Exercises:
1 > Render the sentence "However, I see no reason to not go that way if that's the new standard, which it is." from the mailing-list post on parallel tuplesort into Spanish.
2 > Print the stretch of the mailing-list post on parallel tuplesort from "Date: 2017-12-08 01:23:19" through "requirements of tuplesort.c.".

Source excerpt:
Re: [HACKERS] Parallel tuplesort (for parallel B-Tree index creation)

From: Thomas Munro <thomas(dot)munro(at)enterprisedb(dot)com>
To: Peter Geoghegan <pg(at)bowt(dot)ie>
Cc: Rushabh Lathia <rushabh(dot)lathia(at)gmail(dot)com>, Robert Haas <robertmhaas(at)gmail(dot)com>, Heikki Linnakangas <hlinnaka(at)iki(dot)fi>, Pg Hackers <pgsql-hackers(at)postgresql(dot)org>, Corey Huinker <corey(dot)huinker(at)gmail(dot)com>
Subject: Re: [HACKERS] Parallel tuplesort (for parallel B-Tree index creation)
Date: 2017-12-08 01:23:19
Message-ID: CAEepm=03YnefpCeB=Z67HtQAOEMuhKGyPCY_S1TeH=9a2Rr0LQ@mail.gmail.com
Views: Raw Message | Whole Thread | Download mbox | Resend email
Thread:
Lists: pgsql-hackers

On Fri, Dec 8, 2017 at 1:57 PM, Peter Geoghegan <pg(at)bowt(dot)ie> wrote:
> 1. Thomas' barrier abstraction was added by commit 1145acc7. I think
> that you should use a static barrier in tuplesort.c now, and rip out
> the ConditionVariable fields in the Sharedsort struct. It's only a
> slightly higher level of abstraction for tuplesort.c, which makes only
> a small difference given the simple requirements of tuplesort.c.
> However, I see no reason to not go that way if that's the new
> standard, which it is. This looks like it will be fairly easy.

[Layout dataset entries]
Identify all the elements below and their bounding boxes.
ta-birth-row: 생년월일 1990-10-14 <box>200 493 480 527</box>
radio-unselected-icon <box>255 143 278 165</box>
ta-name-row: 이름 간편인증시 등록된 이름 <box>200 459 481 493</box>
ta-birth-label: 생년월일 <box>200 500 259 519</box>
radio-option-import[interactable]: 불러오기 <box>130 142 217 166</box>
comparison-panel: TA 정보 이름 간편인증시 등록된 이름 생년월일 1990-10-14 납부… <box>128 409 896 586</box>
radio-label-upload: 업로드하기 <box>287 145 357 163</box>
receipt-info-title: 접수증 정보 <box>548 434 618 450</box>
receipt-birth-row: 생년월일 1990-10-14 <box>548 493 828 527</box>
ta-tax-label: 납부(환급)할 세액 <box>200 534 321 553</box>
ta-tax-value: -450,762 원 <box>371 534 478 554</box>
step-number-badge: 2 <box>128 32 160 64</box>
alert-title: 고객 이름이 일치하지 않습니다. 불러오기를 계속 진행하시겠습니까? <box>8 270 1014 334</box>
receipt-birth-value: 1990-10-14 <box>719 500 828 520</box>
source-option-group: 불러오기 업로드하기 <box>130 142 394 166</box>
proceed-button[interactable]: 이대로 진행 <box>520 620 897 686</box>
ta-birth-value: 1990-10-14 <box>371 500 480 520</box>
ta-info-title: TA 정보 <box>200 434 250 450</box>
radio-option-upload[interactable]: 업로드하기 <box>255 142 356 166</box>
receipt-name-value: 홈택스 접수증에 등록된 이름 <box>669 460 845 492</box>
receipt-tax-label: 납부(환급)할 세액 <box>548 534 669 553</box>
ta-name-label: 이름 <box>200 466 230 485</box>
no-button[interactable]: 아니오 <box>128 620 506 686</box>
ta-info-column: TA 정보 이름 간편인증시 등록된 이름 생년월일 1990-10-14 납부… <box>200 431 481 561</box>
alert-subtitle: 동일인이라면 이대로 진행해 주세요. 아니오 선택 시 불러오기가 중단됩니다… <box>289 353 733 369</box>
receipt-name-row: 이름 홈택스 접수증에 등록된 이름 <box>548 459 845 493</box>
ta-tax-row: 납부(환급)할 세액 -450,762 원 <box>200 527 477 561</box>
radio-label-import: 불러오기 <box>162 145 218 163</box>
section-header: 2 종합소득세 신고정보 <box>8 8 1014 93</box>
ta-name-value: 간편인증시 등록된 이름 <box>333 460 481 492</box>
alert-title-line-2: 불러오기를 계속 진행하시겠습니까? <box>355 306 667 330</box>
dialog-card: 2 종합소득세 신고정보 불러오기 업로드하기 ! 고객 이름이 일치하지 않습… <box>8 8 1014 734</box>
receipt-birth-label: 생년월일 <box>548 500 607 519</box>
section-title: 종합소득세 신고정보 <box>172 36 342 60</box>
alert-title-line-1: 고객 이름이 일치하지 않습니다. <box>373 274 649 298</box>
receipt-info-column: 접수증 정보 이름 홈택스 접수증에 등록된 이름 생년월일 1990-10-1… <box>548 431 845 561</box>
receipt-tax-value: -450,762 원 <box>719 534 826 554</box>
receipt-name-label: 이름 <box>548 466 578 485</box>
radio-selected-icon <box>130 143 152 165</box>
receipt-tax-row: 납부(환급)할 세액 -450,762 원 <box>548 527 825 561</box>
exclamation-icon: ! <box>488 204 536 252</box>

Answers given:
1 > Sin embargo, no veo ninguna razón para no seguir ese camino si ese es el nuevo estándar, y lo es.

2 >
Date: 2017-12-08 01:23:19
Message-ID: CAEepm=03YnefpCeB=Z67HtQAOEMuhKGyPCY_S1TeH=9a2Rr0LQ@mail.gmail.com
Views: Raw Message | Whole Thread | Download mbox | Resend email
Thread:
Lists: pgsql-hackers

On Fri, Dec 8, 2017 at 1:57 PM, Peter Geoghegan <pg(at)bowt(dot)ie> wrote:
> 1. Thomas' barrier abstraction was added by commit 1145acc7. I think
> that you should use a static barrier in tuplesort.c now, and rip out
> the ConditionVariable fields in the Sharedsort struct. It's only a
> slightly higher level of abstraction for tuplesort.c, which makes only
> a small difference given the simple requirements of tuplesort.c.